**Problema a resolver**
Continúa el texto sobre cómo el sentido de lo dicho depende de quién lo dice, a partir de su última oración.

**Texto dado**

⟨

Óscar de la Borbolla
14/09/2015 - 12:01 am
Más allá del decir
Hay cosas que puede decir cualquiera y cosas que sólo unos pocos pueden decir, porque si las dice un cualquiera no se entienden ni se aprecian. Si uno no sabe hacia dónde queda una determinada calle y se lo pregunta a un transeúnte, no importa la índole del transeúnte si las señas que nos da […]
Hay cosas que puede decir cualquiera y cosas que sólo unos pocos pueden decir, porque si las dice un cualquiera no se entienden ni se aprecian.
Si uno no sabe hacia dónde queda una determinada calle y se lo pregunta a un transeúnte, no importa la índole del transeúnte si las señas que nos da son las correctas; igual ocurre con el resultado de una simple suma o de una resta, nos lo puede dar hasta la insignificante sumadora que traen nuestros teléfonos: así, 422 + 729 suman 1,151 y lo tomo como válido sin que haga falta que sea un sabio, o una persona con doctorado en ciencias, quien me da la respuesta. Hay muchas cosas para las que no es relevante de donde o de quien vengan.
Hay otras, en cambio, que sólo porque vienen de alguien muy especial las tomamos en cuenta. De hecho, poseen sentidos muy distintos dependiendo de quién nos las dice. No es igual el halago si viene de un experto que si viene de un necio; aunque las palabras de uno y de otro pudieran ser puntualmente las mismas. Cómo me habría gustado que respecto de un libro mío Cioran hubiera dicho lo mismo que alguna vez me dijo mi vecino.
A esta peculiaridad del decir -que muy seguramente todos han experimentado- quisiera dedicar la reflexión de hoy, y dividir los dichos en dos grandes grupos: los que puede decir cualquiera y los que necesitan de un portavoz particularísimo. Porque, ciertamente, no es la misma opinión -por más que usen las mismas palabras en su decir- la que me da mi médico que la que me ofrece la señora que me vende las tortillas.
Esta diferencia marca un asunto muy interesante: no todo lo que dice el dicho está en el dicho, y tal vez, ni siquiera está en el dicho, sino en quien lo dice, y tal vez ni siquiera en quien lo dice sino en quien lo escucha. No se trata de un juego de palabras. En el ejemplo de mi salud, con mi médico y la señora de las tortillas, queda muy clara la diferencia. No son las palabras, puesto que son las mismas y el mensaje que capto es distinto; pero quizá ese mensaje tampoco depende de quien lo dice, sino de mí por atribuir más significado al mensaje de uno de los dos personajes. Y algo, todavía más interesante, en ningún momento he dicho el mensaje de mi médico y ustedes, estimados lectores, ya me entendieron, quiero decir ya creyeron haber oído una mala noticia, al menos mala para mí.

⟩

Datos de segmentación de páginas

⟨

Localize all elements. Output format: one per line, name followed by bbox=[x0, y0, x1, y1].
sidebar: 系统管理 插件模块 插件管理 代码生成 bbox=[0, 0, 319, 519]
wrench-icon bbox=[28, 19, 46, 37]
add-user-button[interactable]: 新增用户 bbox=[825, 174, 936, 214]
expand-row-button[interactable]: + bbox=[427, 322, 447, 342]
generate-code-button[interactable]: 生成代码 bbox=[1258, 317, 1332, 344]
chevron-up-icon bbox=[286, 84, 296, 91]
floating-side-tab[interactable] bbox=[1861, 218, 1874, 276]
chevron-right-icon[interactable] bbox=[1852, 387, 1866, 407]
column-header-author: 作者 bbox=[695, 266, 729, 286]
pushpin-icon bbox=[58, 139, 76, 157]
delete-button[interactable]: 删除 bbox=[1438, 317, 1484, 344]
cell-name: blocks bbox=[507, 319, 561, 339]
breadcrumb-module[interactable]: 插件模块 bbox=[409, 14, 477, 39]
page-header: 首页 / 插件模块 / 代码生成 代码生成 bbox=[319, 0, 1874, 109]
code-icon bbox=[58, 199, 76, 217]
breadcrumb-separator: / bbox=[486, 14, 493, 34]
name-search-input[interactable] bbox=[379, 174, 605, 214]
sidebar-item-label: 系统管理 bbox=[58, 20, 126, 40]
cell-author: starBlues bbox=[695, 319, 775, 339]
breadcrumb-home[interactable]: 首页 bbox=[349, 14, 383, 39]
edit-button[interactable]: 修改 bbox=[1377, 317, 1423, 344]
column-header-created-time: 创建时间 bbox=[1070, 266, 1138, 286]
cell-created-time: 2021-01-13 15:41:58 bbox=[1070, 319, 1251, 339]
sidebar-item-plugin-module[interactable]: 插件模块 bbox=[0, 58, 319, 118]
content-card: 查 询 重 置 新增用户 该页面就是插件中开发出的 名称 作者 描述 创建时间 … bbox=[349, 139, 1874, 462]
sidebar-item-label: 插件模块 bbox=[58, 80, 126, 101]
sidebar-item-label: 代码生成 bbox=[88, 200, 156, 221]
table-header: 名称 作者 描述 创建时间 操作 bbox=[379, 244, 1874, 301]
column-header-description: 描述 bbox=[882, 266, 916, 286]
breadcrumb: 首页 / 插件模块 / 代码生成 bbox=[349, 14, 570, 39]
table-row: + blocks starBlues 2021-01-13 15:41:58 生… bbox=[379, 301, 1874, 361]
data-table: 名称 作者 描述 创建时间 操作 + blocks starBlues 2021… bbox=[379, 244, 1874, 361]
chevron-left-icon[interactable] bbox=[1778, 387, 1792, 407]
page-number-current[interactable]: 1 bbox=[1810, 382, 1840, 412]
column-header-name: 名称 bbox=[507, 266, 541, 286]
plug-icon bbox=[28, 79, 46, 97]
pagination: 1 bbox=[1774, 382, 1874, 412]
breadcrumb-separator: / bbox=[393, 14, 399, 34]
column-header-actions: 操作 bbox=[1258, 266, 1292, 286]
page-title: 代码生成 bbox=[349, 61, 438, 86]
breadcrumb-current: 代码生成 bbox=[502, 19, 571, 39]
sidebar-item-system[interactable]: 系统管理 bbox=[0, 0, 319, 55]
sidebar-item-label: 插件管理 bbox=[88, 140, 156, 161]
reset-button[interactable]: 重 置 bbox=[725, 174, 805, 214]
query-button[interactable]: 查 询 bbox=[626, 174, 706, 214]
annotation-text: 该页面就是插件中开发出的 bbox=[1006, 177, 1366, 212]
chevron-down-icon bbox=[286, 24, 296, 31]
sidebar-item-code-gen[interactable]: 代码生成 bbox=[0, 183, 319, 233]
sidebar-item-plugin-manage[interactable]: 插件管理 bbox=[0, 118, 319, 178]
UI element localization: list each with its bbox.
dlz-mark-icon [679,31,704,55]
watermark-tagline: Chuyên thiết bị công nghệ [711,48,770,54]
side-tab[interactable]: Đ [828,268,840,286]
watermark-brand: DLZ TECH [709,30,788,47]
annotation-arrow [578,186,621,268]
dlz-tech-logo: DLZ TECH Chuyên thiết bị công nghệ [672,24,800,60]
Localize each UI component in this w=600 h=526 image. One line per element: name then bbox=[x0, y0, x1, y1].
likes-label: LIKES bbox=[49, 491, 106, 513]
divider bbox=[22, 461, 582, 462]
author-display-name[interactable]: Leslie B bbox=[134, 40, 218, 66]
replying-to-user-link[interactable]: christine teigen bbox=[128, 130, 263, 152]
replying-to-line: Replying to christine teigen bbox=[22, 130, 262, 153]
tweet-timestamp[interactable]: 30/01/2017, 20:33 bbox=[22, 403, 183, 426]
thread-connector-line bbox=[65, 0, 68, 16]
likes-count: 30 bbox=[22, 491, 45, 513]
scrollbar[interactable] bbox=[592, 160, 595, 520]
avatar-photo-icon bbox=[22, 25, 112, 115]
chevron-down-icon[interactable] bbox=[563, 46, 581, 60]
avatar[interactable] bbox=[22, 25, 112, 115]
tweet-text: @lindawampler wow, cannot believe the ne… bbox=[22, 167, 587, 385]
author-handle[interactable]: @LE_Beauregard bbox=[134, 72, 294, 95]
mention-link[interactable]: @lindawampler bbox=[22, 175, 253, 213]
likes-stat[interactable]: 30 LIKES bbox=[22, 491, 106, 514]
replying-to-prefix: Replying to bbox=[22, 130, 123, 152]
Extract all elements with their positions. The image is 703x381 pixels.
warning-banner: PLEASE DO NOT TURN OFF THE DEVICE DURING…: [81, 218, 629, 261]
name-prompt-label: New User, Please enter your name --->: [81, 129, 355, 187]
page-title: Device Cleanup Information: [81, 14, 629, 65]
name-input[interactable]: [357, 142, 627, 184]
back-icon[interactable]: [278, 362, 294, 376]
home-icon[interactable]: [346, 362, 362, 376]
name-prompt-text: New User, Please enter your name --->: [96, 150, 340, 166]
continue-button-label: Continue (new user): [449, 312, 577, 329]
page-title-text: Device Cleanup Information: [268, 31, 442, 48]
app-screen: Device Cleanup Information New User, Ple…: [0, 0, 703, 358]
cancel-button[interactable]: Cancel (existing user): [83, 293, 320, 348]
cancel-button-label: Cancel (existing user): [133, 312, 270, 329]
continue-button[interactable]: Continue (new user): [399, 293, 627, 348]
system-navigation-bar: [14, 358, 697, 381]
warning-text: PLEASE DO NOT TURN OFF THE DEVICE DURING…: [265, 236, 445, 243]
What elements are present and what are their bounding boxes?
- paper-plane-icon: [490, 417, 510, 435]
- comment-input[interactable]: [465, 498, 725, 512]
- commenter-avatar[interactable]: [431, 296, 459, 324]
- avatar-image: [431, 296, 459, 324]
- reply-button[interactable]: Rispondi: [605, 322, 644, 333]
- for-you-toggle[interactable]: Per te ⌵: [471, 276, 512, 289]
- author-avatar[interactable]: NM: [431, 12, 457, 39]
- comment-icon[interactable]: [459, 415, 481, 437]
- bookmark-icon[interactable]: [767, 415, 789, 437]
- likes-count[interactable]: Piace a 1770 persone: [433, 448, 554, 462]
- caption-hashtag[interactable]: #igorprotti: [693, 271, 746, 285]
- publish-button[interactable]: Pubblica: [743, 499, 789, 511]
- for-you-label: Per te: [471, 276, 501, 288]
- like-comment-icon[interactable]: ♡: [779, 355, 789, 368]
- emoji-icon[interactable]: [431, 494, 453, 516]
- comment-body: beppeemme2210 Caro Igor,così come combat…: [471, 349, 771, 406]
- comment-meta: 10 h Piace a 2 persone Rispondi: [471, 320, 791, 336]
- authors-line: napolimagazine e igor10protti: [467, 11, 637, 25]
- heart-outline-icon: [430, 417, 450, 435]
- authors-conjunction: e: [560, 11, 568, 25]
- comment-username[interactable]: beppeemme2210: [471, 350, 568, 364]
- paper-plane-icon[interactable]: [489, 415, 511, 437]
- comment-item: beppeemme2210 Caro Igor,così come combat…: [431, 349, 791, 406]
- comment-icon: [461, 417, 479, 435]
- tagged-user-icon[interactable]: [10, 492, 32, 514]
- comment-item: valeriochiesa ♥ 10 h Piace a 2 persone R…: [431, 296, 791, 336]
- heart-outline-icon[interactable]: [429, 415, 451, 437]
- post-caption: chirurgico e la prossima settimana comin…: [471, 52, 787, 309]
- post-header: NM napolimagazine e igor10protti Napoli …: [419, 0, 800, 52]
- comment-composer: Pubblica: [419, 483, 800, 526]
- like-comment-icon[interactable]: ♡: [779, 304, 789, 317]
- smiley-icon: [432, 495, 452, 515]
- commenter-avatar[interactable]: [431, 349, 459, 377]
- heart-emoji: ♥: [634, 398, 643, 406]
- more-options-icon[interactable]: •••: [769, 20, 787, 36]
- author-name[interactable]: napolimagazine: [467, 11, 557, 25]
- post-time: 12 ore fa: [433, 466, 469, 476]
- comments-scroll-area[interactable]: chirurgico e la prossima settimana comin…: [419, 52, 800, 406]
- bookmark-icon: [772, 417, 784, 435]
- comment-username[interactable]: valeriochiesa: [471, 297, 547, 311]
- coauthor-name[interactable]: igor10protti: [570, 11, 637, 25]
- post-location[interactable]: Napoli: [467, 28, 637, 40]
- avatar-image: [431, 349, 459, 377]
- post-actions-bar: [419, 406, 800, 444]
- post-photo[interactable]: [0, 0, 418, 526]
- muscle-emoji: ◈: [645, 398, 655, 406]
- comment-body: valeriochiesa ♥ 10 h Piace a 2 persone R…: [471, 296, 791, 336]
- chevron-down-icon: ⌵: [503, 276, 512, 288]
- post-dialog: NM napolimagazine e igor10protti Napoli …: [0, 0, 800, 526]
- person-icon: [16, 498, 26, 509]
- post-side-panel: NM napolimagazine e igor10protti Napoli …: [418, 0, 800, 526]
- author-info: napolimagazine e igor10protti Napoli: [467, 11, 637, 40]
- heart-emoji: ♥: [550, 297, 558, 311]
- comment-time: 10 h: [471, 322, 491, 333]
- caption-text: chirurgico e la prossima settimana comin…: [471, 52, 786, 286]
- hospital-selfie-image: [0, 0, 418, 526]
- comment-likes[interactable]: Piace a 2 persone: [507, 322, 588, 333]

⟩

**Espacio de respuesta**
Aclaró que estoy perfectamente sano y que lo único que pretendo es que se vea que lo que entendemos, que la comunicación, se ha dado sin que yo haya dicho absolutamente nada.
Pero volvamos a la división de los decires que quedó establecida atrás: hay mensajes que no importa quién los diga y mensajes que dependen de quien los dice. (Y si es válido mi juego, en el fondo sólo hay los mensajes que dependen de quien los lee o escucha, pero dejemos esto para después).
De esta división de los mensajes, obviamente, no me interesan los que pueden ser dichos por cualquiera (aunque cabe la posibilidad de que éstos no existan); mi interés radica en los comunicados que dicen las personas que tiene o les atribuimos un valor para merecer la pena escucharlos. Estos portavoces hablan desde un sitio de privilegio; para nosotros poseen alguna clase de autoridad, sea moral o en la materia de la que hablan, y también puede ser que adquieran esta relevancia por encontrarse afectivamente más cerca de nosotros. En una palabra, lo diré con una muy del gusto de los psicoanalistas, los dichos que más peso tienen proceden de aquellos por quienes sentimos transferencia.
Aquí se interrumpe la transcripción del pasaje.